Your task — Sift the material for lines containing "λειτουργίας", and return them.

─── Supplied material ───

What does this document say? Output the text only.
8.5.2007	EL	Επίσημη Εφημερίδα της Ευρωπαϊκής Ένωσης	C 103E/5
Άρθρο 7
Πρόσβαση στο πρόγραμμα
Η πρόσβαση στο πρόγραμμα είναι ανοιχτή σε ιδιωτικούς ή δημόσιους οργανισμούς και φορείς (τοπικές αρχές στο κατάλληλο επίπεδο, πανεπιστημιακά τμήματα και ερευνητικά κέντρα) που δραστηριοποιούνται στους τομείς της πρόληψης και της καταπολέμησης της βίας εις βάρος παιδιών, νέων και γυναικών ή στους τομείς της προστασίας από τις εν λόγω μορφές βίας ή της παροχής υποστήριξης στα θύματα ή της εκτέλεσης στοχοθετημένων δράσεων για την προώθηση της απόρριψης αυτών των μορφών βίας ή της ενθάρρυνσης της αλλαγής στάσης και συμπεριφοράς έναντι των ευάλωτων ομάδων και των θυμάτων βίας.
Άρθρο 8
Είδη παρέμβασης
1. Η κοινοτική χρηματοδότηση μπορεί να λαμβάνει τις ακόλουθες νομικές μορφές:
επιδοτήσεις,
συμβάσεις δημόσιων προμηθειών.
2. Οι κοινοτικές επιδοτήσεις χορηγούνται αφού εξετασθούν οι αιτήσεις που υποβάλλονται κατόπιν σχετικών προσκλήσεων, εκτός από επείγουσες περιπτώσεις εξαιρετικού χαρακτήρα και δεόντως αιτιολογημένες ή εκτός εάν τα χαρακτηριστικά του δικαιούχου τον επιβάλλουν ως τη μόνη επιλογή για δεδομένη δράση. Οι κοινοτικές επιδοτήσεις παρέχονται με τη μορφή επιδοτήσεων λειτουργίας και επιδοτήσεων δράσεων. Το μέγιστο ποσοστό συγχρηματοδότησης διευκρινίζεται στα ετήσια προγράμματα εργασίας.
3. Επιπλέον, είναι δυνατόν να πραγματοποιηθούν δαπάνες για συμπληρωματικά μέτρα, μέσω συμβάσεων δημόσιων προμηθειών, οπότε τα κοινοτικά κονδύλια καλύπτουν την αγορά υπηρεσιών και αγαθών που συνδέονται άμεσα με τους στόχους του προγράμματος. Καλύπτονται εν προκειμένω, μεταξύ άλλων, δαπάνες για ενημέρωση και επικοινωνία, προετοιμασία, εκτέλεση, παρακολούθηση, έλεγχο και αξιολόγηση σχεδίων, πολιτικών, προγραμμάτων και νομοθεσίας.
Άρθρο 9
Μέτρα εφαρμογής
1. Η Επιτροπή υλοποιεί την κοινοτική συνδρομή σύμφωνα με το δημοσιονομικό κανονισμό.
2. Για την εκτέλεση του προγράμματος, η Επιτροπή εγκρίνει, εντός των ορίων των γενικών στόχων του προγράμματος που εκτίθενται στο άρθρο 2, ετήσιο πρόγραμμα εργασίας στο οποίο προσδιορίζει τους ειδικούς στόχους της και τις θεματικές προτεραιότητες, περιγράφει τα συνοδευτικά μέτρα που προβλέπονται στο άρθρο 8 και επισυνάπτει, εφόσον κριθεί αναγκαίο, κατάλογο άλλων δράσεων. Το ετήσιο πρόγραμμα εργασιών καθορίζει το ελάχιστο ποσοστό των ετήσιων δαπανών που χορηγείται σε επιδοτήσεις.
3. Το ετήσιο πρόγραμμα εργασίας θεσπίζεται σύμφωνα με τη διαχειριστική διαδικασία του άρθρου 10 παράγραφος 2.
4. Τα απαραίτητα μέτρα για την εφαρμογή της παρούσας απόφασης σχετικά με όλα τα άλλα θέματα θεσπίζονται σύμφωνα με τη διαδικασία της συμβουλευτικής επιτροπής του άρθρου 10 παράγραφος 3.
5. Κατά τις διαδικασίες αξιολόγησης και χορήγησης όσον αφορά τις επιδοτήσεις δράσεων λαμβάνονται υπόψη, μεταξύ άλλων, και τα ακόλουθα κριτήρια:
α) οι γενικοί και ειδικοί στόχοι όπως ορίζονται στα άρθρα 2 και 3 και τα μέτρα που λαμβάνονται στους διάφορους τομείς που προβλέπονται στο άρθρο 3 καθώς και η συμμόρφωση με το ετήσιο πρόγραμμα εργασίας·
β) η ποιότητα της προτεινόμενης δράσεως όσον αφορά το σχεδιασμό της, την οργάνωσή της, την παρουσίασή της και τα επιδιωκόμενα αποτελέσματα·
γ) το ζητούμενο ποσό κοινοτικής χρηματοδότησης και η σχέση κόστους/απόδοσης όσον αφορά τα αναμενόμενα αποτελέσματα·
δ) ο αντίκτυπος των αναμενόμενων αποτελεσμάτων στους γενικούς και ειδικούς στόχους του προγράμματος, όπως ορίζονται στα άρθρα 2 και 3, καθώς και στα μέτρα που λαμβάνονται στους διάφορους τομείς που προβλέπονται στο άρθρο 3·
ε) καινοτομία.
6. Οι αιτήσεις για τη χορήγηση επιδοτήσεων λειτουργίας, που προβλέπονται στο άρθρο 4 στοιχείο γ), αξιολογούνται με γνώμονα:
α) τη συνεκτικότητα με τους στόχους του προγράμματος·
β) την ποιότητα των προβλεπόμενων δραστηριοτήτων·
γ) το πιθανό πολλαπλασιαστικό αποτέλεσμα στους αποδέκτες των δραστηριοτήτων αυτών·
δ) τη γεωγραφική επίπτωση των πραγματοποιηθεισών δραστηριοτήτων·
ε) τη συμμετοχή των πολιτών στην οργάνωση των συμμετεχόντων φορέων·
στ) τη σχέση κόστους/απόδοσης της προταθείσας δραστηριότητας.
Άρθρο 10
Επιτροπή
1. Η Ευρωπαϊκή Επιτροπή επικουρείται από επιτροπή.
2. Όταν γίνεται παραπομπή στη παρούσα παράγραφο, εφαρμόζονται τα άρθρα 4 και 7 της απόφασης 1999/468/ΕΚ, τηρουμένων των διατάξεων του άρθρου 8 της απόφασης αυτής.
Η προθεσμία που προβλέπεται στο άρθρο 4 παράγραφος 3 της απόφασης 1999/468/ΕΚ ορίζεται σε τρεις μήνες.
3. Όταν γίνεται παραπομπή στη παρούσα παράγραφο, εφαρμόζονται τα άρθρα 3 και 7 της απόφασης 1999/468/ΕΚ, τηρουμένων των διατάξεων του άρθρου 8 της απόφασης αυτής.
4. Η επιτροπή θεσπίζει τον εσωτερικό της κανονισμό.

───

Solution to this problem —
2. Οι κοινοτικές επιδοτήσεις χορηγούνται αφού εξετασθούν οι αιτήσεις που υποβάλλονται κατόπιν σχετικών προσκλήσεων, εκτός από επείγουσες περιπτώσεις εξαιρετικού χαρακτήρα και δεόντως αιτιολογημένες ή εκτός εάν τα χαρακτηριστικά του δικαιούχου τον επιβάλλουν ως τη μόνη επιλογή για δεδομένη δράση. Οι κοινοτικές επιδοτήσεις παρέχονται με τη μορφή επιδοτήσεων λειτουργίας και επιδοτήσεων δράσεων. Το μέγιστο ποσοστό συγχρηματοδότησης διευκρινίζεται στα ετήσια προγράμματα εργασίας.
6. Οι αιτήσεις για τη χορήγηση επιδοτήσεων λειτουργίας, που προβλέπονται στο άρθρο 4 στοιχείο γ), αξιολογούνται με γνώμονα:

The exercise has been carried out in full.